**** Data lines
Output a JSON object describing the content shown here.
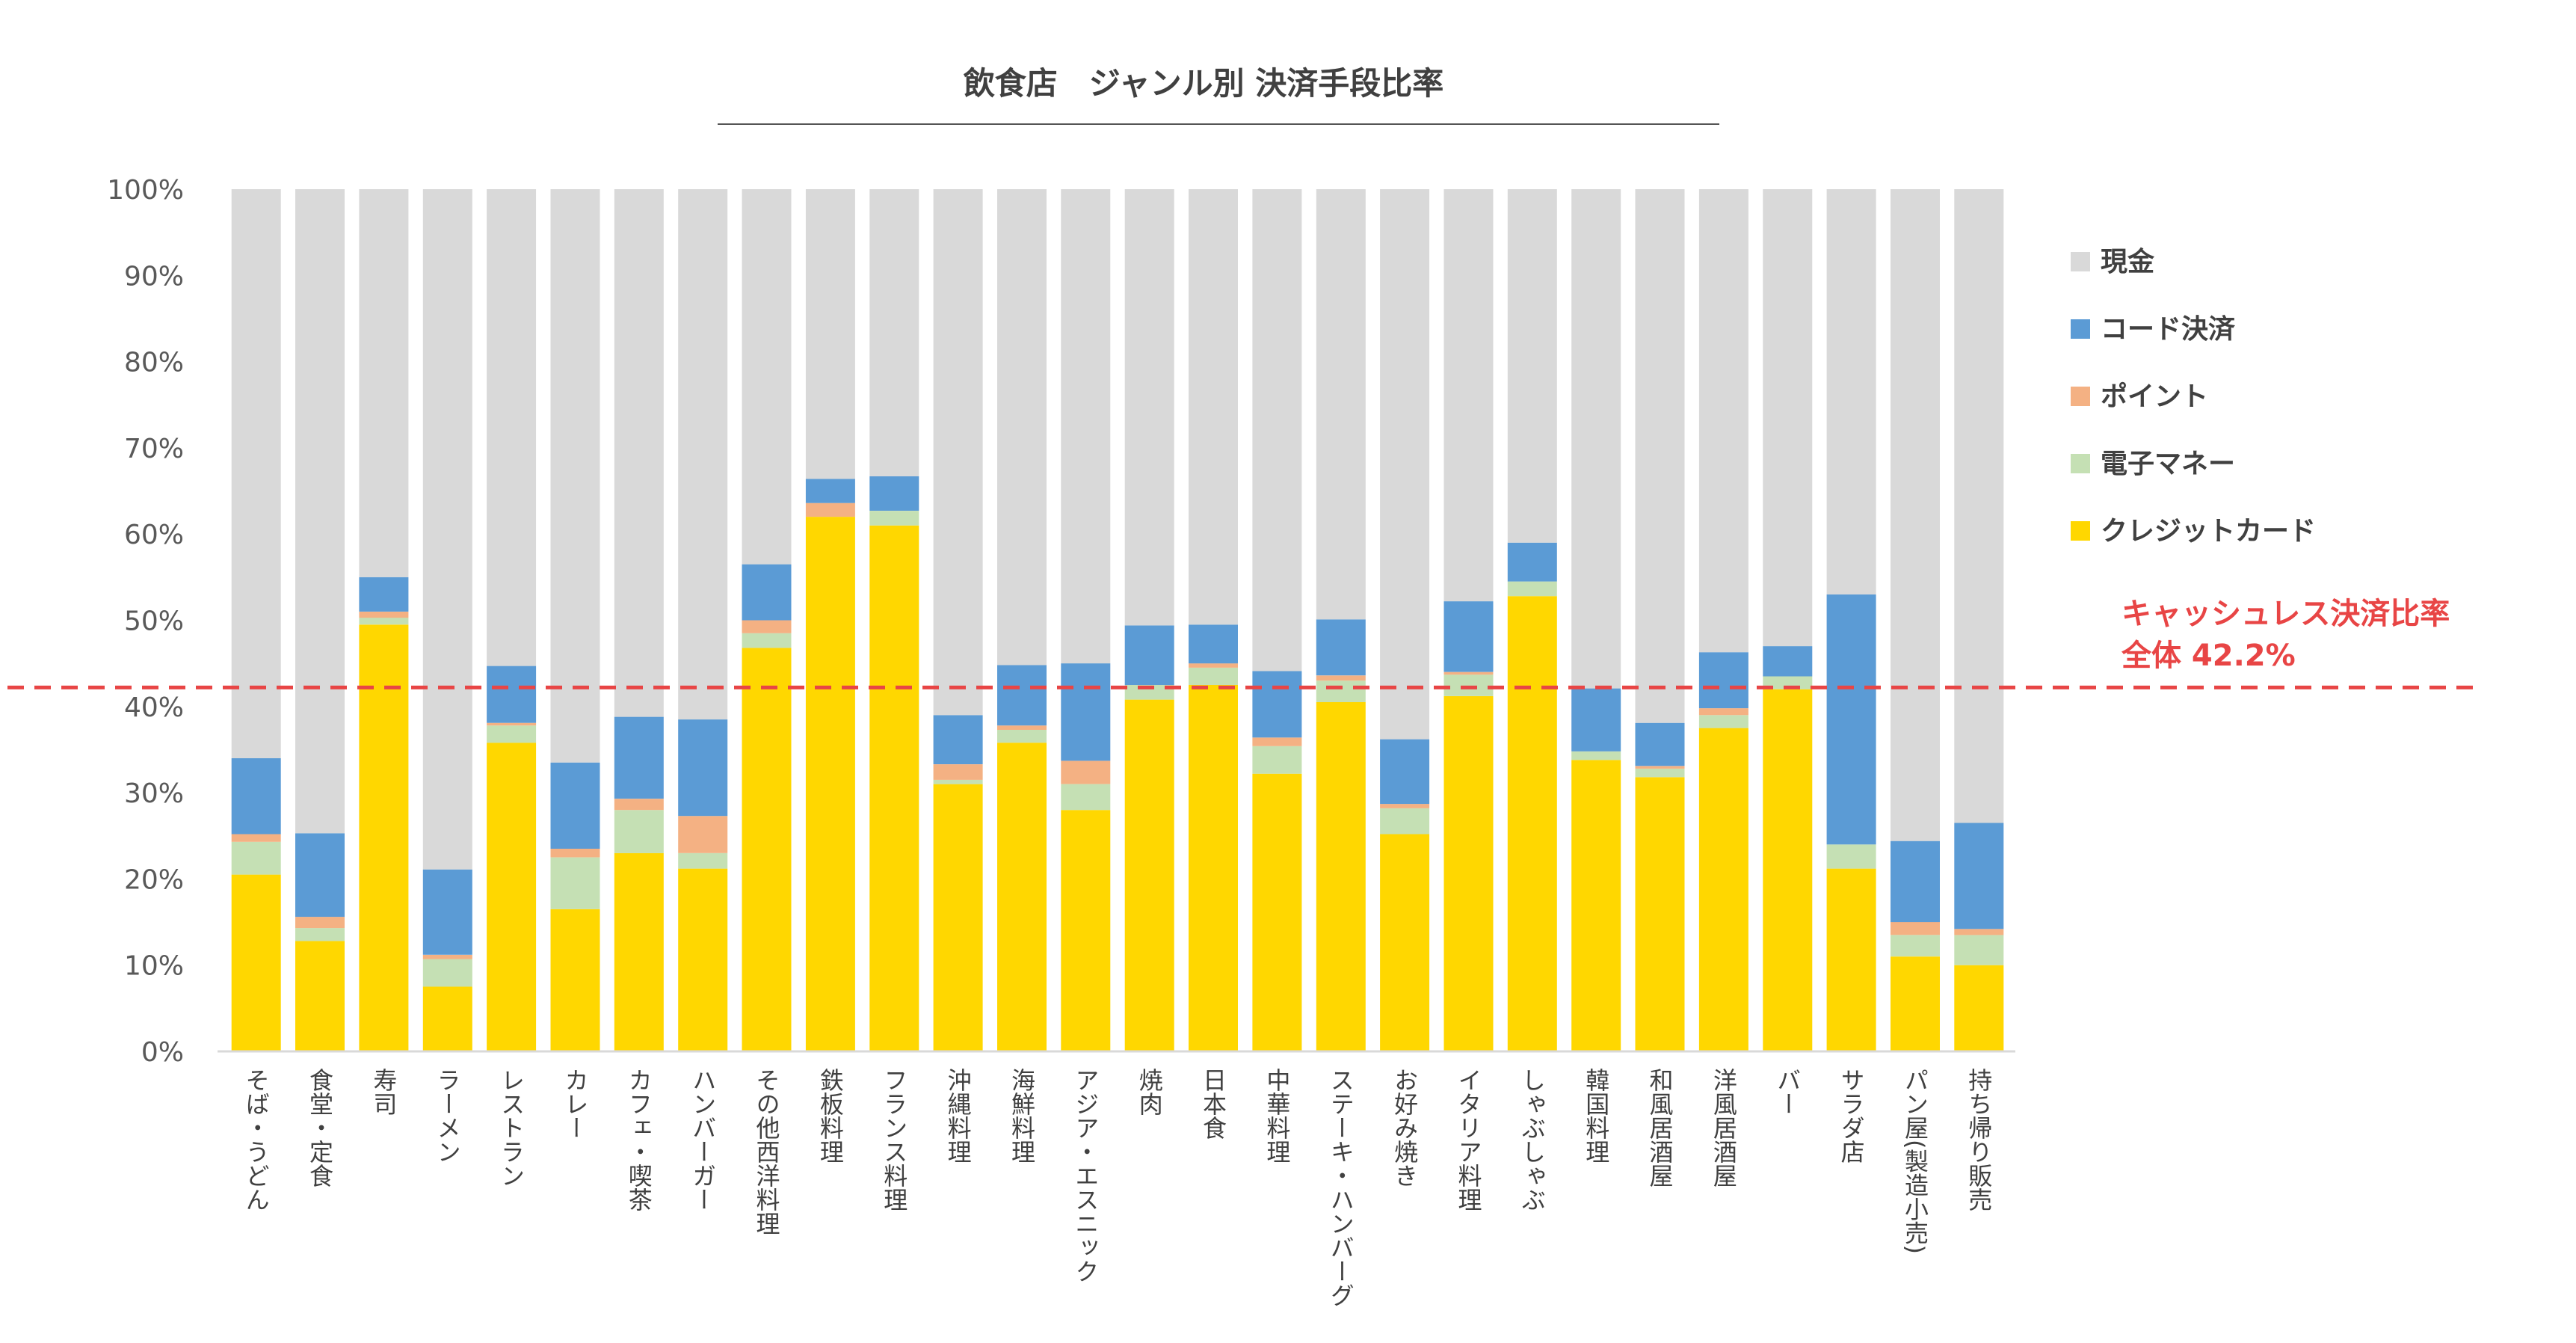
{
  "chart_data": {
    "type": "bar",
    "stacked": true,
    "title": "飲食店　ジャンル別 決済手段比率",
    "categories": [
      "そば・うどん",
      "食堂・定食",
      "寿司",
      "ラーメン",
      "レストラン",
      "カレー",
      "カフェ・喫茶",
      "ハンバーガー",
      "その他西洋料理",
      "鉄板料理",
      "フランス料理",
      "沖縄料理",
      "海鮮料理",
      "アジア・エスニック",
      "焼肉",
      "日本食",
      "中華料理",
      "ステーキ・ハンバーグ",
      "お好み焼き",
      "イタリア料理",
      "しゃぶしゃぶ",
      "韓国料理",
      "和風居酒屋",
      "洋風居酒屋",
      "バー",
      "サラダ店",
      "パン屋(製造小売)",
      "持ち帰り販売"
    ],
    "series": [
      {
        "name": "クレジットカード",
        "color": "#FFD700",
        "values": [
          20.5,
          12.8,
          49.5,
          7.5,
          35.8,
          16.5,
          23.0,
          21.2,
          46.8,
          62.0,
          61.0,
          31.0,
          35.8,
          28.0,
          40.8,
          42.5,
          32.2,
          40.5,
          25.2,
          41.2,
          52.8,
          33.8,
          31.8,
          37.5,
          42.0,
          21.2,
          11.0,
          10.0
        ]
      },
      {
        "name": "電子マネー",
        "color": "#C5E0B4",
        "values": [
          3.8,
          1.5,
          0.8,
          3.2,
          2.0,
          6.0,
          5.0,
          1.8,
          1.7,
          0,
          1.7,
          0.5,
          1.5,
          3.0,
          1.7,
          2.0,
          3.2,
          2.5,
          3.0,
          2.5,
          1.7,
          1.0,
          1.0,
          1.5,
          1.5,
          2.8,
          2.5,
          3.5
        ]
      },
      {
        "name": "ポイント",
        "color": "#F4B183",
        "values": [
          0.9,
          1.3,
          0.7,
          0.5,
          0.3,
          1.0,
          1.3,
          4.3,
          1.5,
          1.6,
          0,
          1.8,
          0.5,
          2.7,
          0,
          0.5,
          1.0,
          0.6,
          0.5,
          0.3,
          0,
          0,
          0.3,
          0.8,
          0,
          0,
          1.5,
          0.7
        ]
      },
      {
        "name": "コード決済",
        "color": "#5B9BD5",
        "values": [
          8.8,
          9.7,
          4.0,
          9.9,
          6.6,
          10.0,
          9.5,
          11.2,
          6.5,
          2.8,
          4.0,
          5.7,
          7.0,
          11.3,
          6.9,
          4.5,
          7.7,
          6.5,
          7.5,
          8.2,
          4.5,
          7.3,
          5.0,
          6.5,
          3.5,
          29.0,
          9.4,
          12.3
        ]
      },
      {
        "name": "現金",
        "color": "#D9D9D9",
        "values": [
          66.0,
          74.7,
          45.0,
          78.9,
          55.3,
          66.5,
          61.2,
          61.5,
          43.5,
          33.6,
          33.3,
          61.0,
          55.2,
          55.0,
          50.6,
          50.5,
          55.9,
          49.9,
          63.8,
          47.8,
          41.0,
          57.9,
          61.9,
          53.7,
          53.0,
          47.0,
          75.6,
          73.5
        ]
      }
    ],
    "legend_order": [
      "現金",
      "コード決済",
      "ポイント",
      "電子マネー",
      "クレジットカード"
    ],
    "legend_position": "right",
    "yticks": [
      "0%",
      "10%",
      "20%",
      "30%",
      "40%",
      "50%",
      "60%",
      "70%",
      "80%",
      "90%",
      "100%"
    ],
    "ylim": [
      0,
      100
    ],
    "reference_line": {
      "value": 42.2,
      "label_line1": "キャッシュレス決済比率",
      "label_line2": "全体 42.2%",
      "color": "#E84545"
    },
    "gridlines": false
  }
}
********
What to produce: The pictures in the entries should be left out; output everything else exactly.

Finished answer:
Output a JSON object describing the content shown here.
{
  "chart_data": {
    "type": "bar",
    "stacked": true,
    "title": "飲食店　ジャンル別 決済手段比率",
    "categories": [
      "そば・うどん",
      "食堂・定食",
      "寿司",
      "ラーメン",
      "レストラン",
      "カレー",
      "カフェ・喫茶",
      "ハンバーガー",
      "その他西洋料理",
      "鉄板料理",
      "フランス料理",
      "沖縄料理",
      "海鮮料理",
      "アジア・エスニック",
      "焼肉",
      "日本食",
      "中華料理",
      "ステーキ・ハンバーグ",
      "お好み焼き",
      "イタリア料理",
      "しゃぶしゃぶ",
      "韓国料理",
      "和風居酒屋",
      "洋風居酒屋",
      "バー",
      "サラダ店",
      "パン屋(製造小売)",
      "持ち帰り販売"
    ],
    "series": [
      {
        "name": "クレジットカード",
        "color": "#FFD700",
        "values": [
          20.5,
          12.8,
          49.5,
          7.5,
          35.8,
          16.5,
          23.0,
          21.2,
          46.8,
          62.0,
          61.0,
          31.0,
          35.8,
          28.0,
          40.8,
          42.5,
          32.2,
          40.5,
          25.2,
          41.2,
          52.8,
          33.8,
          31.8,
          37.5,
          42.0,
          21.2,
          11.0,
          10.0
        ]
      },
      {
        "name": "電子マネー",
        "color": "#C5E0B4",
        "values": [
          3.8,
          1.5,
          0.8,
          3.2,
          2.0,
          6.0,
          5.0,
          1.8,
          1.7,
          0,
          1.7,
          0.5,
          1.5,
          3.0,
          1.7,
          2.0,
          3.2,
          2.5,
          3.0,
          2.5,
          1.7,
          1.0,
          1.0,
          1.5,
          1.5,
          2.8,
          2.5,
          3.5
        ]
      },
      {
        "name": "ポイント",
        "color": "#F4B183",
        "values": [
          0.9,
          1.3,
          0.7,
          0.5,
          0.3,
          1.0,
          1.3,
          4.3,
          1.5,
          1.6,
          0,
          1.8,
          0.5,
          2.7,
          0,
          0.5,
          1.0,
          0.6,
          0.5,
          0.3,
          0,
          0,
          0.3,
          0.8,
          0,
          0,
          1.5,
          0.7
        ]
      },
      {
        "name": "コード決済",
        "color": "#5B9BD5",
        "values": [
          8.8,
          9.7,
          4.0,
          9.9,
          6.6,
          10.0,
          9.5,
          11.2,
          6.5,
          2.8,
          4.0,
          5.7,
          7.0,
          11.3,
          6.9,
          4.5,
          7.7,
          6.5,
          7.5,
          8.2,
          4.5,
          7.3,
          5.0,
          6.5,
          3.5,
          29.0,
          9.4,
          12.3
        ]
      },
      {
        "name": "現金",
        "color": "#D9D9D9",
        "values": [
          66.0,
          74.7,
          45.0,
          78.9,
          55.3,
          66.5,
          61.2,
          61.5,
          43.5,
          33.6,
          33.3,
          61.0,
          55.2,
          55.0,
          50.6,
          50.5,
          55.9,
          49.9,
          63.8,
          47.8,
          41.0,
          57.9,
          61.9,
          53.7,
          53.0,
          47.0,
          75.6,
          73.5
        ]
      }
    ],
    "legend_order": [
      "現金",
      "コード決済",
      "ポイント",
      "電子マネー",
      "クレジットカード"
    ],
    "legend_position": "right",
    "yticks": [
      "0%",
      "10%",
      "20%",
      "30%",
      "40%",
      "50%",
      "60%",
      "70%",
      "80%",
      "90%",
      "100%"
    ],
    "ylim": [
      0,
      100
    ],
    "reference_line": {
      "value": 42.2,
      "label_line1": "キャッシュレス決済比率",
      "label_line2": "全体 42.2%",
      "color": "#E84545"
    },
    "gridlines": false
  }
}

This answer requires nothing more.